■ **YOUR INSTRUCTIONS**:
Which lines contain the word "this"? Return each of them as written.

■ **PROVIDED INFORMATION**:
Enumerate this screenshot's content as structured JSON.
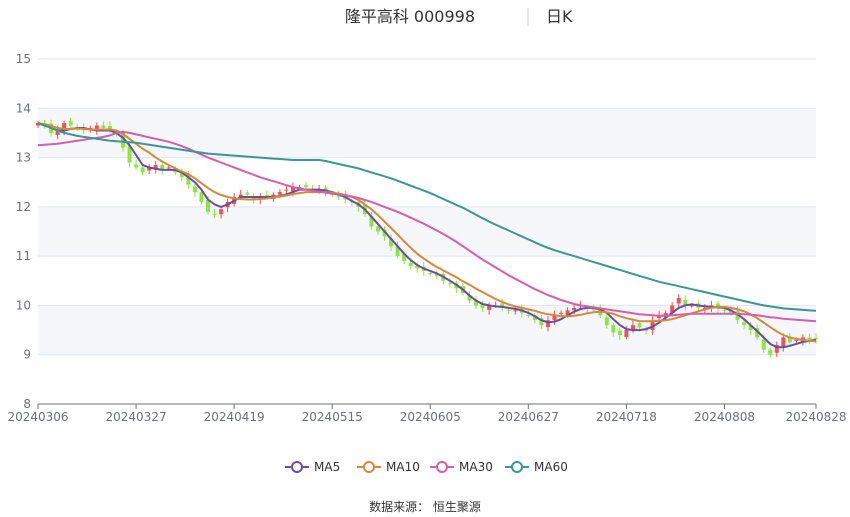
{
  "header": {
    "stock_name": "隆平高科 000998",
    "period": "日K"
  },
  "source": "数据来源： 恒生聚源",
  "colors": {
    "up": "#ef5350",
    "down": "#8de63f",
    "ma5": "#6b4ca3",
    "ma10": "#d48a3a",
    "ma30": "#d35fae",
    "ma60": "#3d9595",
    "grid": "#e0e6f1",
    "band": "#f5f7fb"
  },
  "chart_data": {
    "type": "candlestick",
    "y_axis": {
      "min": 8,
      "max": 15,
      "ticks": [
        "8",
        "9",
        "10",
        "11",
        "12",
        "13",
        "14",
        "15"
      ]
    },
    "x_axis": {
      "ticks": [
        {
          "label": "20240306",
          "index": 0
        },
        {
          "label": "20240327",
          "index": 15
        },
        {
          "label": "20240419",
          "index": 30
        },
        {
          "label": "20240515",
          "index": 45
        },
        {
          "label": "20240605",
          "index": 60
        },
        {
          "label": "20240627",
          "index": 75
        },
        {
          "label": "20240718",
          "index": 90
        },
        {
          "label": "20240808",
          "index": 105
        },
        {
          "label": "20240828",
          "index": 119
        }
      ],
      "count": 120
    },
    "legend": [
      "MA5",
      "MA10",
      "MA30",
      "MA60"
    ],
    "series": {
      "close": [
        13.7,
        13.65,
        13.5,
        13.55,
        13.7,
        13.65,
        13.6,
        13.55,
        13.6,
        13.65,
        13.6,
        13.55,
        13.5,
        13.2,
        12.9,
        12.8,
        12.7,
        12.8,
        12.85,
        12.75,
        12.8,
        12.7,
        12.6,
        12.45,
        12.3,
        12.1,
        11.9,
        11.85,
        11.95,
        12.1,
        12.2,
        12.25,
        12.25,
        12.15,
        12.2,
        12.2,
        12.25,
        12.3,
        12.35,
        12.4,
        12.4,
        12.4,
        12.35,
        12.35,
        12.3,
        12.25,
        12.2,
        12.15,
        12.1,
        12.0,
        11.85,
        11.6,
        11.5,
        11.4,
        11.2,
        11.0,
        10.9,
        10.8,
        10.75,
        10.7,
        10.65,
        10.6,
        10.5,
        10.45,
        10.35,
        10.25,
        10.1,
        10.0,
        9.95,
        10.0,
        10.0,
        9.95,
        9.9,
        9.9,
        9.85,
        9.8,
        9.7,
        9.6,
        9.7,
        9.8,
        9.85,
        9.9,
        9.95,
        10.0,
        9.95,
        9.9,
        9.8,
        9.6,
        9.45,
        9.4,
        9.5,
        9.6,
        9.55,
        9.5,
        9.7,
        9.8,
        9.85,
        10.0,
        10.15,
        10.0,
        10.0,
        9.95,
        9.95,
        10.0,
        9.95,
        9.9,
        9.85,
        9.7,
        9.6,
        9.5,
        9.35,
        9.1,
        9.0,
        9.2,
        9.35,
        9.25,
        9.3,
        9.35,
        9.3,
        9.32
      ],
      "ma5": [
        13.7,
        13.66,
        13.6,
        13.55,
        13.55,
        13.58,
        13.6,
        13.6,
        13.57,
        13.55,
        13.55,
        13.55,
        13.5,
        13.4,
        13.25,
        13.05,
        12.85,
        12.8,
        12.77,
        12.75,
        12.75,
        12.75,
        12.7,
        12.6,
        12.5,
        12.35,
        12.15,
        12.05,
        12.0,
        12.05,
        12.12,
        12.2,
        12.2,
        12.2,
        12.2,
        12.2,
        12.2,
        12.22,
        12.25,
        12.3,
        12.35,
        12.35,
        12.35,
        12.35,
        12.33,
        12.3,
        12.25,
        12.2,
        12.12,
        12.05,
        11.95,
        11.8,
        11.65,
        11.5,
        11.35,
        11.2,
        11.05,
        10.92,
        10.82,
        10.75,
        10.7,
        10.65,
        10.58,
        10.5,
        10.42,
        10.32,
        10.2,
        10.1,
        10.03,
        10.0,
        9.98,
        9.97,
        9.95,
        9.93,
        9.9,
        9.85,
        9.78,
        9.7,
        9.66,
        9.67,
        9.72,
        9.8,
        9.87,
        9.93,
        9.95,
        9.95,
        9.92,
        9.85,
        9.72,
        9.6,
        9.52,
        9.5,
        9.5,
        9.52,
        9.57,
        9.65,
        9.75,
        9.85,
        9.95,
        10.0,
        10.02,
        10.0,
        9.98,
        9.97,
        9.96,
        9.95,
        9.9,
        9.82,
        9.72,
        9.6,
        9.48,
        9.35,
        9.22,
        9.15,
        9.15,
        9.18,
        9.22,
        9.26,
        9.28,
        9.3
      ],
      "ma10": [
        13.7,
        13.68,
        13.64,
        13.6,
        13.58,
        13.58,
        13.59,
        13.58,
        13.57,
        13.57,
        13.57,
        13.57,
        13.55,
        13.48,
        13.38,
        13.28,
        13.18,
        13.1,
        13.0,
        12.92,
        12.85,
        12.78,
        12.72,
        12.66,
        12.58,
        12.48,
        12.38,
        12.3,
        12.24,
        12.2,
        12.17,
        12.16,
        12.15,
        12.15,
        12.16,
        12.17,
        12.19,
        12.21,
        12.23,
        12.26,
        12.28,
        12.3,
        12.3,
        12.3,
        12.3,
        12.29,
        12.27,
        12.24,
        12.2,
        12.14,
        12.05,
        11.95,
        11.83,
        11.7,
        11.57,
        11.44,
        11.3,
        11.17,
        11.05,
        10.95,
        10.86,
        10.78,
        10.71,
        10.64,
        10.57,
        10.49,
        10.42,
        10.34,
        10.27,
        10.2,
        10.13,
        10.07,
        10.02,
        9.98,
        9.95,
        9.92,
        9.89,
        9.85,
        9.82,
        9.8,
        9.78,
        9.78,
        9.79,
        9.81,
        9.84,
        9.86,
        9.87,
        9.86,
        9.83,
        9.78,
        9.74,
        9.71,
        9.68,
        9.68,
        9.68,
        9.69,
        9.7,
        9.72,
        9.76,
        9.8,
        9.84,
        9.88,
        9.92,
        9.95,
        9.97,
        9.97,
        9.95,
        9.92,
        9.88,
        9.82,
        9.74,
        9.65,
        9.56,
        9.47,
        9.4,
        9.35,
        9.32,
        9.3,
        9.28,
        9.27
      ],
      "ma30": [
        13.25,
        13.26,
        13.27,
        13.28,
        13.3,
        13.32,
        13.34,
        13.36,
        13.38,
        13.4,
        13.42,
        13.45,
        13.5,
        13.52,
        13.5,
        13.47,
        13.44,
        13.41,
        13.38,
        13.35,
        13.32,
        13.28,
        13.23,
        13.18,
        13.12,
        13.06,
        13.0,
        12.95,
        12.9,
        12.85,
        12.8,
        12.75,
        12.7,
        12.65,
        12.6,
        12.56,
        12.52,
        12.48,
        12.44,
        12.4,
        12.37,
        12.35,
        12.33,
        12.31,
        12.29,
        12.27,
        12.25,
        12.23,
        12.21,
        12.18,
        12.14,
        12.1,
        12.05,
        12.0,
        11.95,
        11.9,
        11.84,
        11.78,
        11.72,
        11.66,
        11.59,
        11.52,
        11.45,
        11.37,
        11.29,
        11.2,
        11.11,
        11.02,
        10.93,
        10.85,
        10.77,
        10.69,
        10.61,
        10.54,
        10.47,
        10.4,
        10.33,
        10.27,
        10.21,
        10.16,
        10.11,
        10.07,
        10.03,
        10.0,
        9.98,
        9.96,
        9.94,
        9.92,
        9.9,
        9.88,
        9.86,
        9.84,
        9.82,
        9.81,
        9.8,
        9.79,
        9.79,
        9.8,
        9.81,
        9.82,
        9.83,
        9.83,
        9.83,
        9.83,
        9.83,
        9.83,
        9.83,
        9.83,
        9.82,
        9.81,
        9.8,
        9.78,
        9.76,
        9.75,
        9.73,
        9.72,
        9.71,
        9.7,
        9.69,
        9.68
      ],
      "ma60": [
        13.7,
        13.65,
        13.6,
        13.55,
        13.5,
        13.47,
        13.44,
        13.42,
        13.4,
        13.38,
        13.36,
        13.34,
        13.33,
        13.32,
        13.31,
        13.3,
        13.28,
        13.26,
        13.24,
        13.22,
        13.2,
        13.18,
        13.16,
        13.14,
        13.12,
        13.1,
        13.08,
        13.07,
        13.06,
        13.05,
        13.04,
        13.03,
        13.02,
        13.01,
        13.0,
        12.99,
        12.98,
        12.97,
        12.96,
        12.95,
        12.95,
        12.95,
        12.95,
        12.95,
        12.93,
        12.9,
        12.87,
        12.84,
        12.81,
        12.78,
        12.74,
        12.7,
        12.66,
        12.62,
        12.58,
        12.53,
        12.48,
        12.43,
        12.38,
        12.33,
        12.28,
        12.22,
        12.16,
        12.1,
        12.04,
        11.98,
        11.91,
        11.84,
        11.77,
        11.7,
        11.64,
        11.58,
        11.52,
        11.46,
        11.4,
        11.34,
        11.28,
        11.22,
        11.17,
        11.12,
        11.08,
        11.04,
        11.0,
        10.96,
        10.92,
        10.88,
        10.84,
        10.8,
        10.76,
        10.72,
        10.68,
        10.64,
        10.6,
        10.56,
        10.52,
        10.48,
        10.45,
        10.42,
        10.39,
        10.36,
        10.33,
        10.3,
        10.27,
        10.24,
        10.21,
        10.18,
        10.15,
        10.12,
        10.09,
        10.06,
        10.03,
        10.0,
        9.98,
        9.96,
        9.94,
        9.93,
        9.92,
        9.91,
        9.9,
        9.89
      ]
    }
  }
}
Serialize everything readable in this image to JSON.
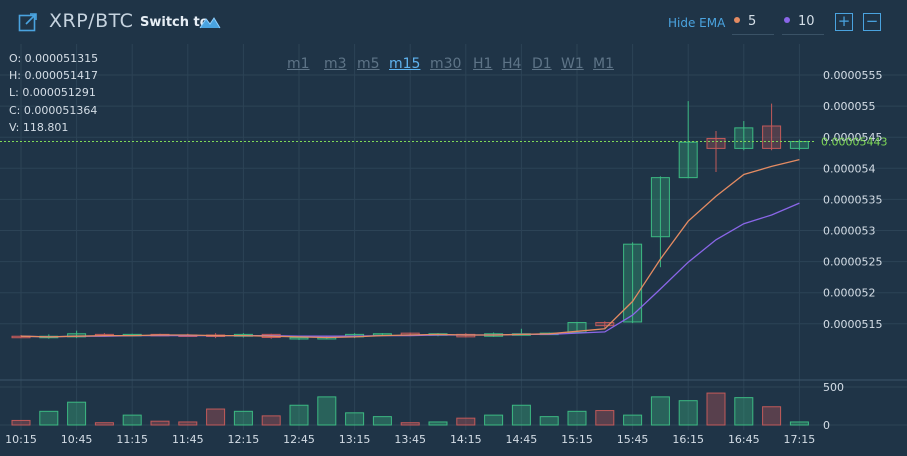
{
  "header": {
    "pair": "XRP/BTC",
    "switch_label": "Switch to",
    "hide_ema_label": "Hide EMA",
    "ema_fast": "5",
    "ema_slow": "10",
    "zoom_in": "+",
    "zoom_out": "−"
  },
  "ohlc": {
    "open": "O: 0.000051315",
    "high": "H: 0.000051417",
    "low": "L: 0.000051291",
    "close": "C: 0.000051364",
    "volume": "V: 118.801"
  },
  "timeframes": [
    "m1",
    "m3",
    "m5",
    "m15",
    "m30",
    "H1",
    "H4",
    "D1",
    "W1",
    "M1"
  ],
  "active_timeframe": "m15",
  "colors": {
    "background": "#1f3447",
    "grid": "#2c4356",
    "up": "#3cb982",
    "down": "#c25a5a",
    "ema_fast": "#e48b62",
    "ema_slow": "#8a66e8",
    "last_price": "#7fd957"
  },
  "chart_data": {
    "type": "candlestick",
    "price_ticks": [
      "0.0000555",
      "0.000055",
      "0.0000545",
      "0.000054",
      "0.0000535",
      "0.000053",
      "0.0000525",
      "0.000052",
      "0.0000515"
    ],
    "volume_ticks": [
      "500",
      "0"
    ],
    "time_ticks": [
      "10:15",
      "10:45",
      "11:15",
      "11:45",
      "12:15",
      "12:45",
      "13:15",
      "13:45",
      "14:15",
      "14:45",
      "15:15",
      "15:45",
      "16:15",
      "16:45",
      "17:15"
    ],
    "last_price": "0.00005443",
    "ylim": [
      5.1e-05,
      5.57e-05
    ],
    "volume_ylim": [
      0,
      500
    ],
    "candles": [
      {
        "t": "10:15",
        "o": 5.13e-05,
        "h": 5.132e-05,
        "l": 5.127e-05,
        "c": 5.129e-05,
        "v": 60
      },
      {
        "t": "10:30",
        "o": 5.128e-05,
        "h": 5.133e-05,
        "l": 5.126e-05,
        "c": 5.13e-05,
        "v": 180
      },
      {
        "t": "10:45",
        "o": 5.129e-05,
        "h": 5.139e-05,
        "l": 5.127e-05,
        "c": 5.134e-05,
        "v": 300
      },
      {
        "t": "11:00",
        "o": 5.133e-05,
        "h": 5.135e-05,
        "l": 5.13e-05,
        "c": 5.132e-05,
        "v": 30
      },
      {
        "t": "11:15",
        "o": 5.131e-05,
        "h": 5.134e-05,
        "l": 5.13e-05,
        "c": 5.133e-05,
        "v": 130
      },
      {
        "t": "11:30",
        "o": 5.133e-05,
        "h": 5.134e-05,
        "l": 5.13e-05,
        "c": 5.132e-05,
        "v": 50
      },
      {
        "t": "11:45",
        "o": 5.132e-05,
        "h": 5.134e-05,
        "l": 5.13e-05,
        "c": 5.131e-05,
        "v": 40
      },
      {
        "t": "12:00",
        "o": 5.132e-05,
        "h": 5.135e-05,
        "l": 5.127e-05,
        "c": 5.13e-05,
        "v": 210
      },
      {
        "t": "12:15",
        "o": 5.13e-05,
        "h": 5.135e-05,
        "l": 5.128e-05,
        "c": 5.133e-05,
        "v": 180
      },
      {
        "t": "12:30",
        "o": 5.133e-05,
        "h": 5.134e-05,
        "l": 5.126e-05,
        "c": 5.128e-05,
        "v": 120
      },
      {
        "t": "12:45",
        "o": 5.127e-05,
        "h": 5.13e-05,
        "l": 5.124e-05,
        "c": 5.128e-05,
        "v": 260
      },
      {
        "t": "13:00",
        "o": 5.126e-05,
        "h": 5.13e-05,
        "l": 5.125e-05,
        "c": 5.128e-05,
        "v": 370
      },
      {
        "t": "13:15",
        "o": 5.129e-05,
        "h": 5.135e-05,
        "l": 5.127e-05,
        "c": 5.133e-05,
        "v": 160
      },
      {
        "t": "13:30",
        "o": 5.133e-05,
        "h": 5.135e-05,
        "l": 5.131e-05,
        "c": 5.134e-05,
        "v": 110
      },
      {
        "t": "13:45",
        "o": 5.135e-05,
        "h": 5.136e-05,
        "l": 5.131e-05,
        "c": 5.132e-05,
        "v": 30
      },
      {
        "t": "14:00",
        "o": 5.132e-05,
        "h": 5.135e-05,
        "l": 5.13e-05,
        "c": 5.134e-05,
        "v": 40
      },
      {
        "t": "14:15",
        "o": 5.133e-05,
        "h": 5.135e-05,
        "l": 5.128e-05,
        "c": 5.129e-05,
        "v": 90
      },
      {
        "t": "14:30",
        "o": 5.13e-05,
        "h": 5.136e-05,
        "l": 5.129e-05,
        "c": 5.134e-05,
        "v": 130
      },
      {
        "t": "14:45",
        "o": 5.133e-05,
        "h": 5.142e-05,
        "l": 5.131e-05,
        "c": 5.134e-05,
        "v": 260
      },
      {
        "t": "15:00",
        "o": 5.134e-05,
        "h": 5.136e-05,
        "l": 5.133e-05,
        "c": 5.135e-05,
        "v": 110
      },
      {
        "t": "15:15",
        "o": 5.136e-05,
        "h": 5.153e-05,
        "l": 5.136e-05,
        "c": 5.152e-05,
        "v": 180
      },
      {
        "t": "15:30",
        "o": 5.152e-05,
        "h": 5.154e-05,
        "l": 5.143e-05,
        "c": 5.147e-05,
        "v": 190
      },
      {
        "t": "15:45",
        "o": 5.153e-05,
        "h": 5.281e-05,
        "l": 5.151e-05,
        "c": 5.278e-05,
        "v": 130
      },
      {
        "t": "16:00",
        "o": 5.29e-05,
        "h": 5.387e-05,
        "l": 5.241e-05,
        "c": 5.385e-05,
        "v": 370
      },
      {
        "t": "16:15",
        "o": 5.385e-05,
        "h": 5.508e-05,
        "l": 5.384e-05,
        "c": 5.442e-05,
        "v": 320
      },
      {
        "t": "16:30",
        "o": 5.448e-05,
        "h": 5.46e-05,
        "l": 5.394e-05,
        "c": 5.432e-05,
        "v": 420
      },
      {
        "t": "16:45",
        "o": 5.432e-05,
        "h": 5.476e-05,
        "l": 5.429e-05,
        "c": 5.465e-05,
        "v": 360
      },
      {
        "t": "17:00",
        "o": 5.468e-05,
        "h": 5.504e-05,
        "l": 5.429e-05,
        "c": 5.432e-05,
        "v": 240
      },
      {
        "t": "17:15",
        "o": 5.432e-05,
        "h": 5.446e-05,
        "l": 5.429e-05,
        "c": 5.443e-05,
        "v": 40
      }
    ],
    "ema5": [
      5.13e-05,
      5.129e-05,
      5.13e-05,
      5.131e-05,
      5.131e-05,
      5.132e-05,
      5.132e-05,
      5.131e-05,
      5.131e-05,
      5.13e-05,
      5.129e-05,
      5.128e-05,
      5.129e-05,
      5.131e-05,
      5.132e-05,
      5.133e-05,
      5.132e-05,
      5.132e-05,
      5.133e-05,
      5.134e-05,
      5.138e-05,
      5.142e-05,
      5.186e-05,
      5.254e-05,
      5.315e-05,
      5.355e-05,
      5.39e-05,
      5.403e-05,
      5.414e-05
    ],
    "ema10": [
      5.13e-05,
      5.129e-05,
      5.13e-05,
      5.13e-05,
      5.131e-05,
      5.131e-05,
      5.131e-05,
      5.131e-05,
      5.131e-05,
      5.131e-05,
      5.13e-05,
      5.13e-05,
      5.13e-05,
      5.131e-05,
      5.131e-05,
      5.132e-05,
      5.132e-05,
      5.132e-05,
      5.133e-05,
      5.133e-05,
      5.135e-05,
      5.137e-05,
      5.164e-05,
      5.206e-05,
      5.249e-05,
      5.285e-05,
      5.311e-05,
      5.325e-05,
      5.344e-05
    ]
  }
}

■ **EXERCISE ANSWER**:
Enumerate this screenshot's content as structured JSON.
Serialize everything readable in this image to JSON.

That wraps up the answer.